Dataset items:
┌──

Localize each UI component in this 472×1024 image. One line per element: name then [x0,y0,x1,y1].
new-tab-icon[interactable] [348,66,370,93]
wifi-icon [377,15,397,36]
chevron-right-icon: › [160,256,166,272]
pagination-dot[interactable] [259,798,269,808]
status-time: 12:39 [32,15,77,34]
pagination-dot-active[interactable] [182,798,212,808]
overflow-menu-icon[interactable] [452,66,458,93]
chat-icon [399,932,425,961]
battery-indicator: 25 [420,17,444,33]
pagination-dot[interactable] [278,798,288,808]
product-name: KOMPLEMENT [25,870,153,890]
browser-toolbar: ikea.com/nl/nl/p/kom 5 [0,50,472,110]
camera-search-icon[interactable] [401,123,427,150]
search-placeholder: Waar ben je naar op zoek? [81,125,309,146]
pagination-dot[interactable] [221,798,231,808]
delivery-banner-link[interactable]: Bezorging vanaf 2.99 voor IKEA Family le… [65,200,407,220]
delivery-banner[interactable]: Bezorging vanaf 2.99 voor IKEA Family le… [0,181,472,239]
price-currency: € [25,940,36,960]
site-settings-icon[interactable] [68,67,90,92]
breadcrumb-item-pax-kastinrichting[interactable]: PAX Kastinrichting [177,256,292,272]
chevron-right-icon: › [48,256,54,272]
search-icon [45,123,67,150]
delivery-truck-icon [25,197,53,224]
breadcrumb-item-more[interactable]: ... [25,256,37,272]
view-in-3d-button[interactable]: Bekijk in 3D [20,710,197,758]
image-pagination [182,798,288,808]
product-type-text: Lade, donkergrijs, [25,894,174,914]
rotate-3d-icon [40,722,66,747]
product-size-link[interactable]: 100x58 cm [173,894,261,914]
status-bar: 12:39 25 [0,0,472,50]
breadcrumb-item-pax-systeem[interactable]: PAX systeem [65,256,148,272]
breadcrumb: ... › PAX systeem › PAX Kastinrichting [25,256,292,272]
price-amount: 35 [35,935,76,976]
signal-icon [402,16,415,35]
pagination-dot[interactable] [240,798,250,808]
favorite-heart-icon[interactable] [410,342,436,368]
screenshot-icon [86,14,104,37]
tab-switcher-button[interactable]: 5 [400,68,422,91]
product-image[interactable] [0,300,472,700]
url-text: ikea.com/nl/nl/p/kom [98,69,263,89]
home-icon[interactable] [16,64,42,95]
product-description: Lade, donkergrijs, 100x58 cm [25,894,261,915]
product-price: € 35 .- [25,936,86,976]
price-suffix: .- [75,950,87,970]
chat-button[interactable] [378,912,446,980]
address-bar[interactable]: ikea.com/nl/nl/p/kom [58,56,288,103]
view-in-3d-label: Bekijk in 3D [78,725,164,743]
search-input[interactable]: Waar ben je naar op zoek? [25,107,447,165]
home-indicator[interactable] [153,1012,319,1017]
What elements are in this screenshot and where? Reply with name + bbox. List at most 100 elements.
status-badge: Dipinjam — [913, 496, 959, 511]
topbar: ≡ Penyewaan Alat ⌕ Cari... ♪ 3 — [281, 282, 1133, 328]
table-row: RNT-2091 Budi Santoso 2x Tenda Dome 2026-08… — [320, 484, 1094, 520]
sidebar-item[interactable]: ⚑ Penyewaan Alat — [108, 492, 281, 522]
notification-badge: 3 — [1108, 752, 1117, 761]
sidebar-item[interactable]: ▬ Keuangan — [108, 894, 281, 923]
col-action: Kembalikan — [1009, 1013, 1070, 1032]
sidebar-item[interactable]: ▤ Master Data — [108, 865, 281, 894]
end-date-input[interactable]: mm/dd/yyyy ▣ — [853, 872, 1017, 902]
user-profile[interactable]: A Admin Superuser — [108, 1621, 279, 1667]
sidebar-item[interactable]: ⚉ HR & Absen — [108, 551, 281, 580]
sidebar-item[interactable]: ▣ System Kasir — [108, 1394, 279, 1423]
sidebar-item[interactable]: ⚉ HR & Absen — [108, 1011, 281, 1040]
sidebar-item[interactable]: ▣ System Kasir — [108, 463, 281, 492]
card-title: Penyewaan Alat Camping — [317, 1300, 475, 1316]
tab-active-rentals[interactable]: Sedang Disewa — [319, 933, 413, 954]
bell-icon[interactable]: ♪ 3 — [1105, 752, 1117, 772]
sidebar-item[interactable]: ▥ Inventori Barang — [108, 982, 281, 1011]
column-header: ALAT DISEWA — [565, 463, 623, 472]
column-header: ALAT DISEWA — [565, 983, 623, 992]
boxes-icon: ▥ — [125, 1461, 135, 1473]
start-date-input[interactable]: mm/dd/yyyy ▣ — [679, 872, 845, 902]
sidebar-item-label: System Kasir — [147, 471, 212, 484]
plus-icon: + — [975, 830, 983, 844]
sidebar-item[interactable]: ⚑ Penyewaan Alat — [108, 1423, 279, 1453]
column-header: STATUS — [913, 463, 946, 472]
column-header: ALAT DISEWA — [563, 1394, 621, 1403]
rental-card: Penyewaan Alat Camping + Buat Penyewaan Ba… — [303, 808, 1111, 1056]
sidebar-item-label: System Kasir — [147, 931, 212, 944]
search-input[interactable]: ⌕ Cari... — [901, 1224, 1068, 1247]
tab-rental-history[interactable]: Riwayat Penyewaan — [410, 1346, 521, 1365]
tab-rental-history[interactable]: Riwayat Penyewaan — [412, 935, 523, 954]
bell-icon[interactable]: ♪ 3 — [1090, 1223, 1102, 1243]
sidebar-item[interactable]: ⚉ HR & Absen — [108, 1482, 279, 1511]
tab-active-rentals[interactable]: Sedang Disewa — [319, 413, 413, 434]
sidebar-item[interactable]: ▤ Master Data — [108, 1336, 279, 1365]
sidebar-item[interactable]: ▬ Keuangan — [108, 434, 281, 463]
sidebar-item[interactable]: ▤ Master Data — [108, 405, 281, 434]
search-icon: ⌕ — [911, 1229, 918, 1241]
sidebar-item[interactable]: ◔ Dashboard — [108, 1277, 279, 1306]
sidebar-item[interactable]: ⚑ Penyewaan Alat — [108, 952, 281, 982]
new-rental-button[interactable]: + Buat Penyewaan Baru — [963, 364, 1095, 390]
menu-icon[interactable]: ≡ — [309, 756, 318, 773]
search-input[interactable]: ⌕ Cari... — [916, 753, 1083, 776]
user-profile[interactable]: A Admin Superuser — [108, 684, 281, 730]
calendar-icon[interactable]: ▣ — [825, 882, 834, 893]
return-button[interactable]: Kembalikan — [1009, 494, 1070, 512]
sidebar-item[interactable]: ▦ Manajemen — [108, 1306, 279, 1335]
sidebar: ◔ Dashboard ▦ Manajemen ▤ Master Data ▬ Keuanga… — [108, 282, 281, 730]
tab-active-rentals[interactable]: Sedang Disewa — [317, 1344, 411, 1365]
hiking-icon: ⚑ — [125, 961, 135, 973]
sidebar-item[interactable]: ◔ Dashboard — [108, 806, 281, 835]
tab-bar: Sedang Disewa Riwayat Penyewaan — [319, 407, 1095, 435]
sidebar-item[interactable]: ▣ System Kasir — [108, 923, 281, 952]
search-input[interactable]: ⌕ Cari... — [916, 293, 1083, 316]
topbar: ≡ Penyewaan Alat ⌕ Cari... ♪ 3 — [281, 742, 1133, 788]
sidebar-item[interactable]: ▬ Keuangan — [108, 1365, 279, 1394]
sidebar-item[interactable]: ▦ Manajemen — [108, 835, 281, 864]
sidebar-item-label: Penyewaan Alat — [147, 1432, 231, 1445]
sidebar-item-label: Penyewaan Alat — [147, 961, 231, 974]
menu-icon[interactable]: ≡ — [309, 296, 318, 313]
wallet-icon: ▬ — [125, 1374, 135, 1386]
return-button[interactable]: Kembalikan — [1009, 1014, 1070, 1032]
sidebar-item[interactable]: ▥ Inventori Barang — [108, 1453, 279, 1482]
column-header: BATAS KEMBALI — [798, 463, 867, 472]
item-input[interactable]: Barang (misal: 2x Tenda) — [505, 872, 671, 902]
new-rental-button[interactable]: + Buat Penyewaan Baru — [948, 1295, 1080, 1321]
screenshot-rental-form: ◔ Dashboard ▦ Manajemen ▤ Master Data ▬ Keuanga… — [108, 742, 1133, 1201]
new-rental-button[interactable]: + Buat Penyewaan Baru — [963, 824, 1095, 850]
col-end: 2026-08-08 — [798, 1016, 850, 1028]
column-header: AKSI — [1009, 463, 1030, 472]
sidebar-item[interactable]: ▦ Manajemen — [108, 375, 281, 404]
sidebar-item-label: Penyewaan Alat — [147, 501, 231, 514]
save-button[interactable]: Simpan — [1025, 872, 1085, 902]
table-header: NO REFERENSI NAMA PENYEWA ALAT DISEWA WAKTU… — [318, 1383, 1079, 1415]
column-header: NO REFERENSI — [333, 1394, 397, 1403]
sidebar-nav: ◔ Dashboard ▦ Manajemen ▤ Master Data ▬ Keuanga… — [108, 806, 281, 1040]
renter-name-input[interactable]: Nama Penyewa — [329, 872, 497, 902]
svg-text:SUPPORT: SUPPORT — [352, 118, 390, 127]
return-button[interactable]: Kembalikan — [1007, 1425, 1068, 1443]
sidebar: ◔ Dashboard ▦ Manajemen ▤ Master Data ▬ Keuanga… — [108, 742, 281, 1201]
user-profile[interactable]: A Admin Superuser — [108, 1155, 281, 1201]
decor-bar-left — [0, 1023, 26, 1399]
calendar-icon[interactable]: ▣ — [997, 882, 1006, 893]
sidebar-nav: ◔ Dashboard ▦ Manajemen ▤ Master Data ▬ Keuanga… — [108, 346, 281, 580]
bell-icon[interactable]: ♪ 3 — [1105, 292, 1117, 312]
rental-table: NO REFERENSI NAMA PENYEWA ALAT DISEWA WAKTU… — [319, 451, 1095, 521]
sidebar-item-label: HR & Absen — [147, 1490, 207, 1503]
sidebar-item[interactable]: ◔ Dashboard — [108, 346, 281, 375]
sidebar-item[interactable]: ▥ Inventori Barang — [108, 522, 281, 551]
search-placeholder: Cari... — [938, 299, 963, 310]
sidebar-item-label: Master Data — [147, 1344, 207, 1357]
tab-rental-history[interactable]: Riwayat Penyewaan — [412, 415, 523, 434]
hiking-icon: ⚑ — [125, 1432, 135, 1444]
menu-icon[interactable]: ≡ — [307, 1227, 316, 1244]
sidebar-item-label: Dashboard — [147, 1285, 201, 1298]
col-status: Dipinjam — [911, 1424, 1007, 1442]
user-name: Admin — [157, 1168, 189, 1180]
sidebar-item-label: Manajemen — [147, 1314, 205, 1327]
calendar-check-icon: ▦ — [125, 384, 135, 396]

└──

• **Requirements**
Reproduce the records without any changes, from their first line through the line that contains "product-type-text: Lade, donkergrijs, [25,894,174,914]", including both of those lines.

• **Problem solution**
Localize each UI component in this 472×1024 image. One line per element: name then [x0,y0,x1,y1].
new-tab-icon[interactable] [348,66,370,93]
wifi-icon [377,15,397,36]
chevron-right-icon: › [160,256,166,272]
pagination-dot[interactable] [259,798,269,808]
status-time: 12:39 [32,15,77,34]
pagination-dot-active[interactable] [182,798,212,808]
overflow-menu-icon[interactable] [452,66,458,93]
chat-icon [399,932,425,961]
battery-indicator: 25 [420,17,444,33]
pagination-dot[interactable] [278,798,288,808]
product-name: KOMPLEMENT [25,870,153,890]
browser-toolbar: ikea.com/nl/nl/p/kom 5 [0,50,472,110]
camera-search-icon[interactable] [401,123,427,150]
search-placeholder: Waar ben je naar op zoek? [81,125,309,146]
pagination-dot[interactable] [221,798,231,808]
delivery-banner-link[interactable]: Bezorging vanaf 2.99 voor IKEA Family le… [65,200,407,220]
delivery-banner[interactable]: Bezorging vanaf 2.99 voor IKEA Family le… [0,181,472,239]
price-currency: € [25,940,36,960]
site-settings-icon[interactable] [68,67,90,92]
breadcrumb-item-pax-kastinrichting[interactable]: PAX Kastinrichting [177,256,292,272]
chevron-right-icon: › [48,256,54,272]
search-icon [45,123,67,150]
delivery-truck-icon [25,197,53,224]
breadcrumb-item-more[interactable]: ... [25,256,37,272]
view-in-3d-button[interactable]: Bekijk in 3D [20,710,197,758]
image-pagination [182,798,288,808]
product-type-text: Lade, donkergrijs, [25,894,174,914]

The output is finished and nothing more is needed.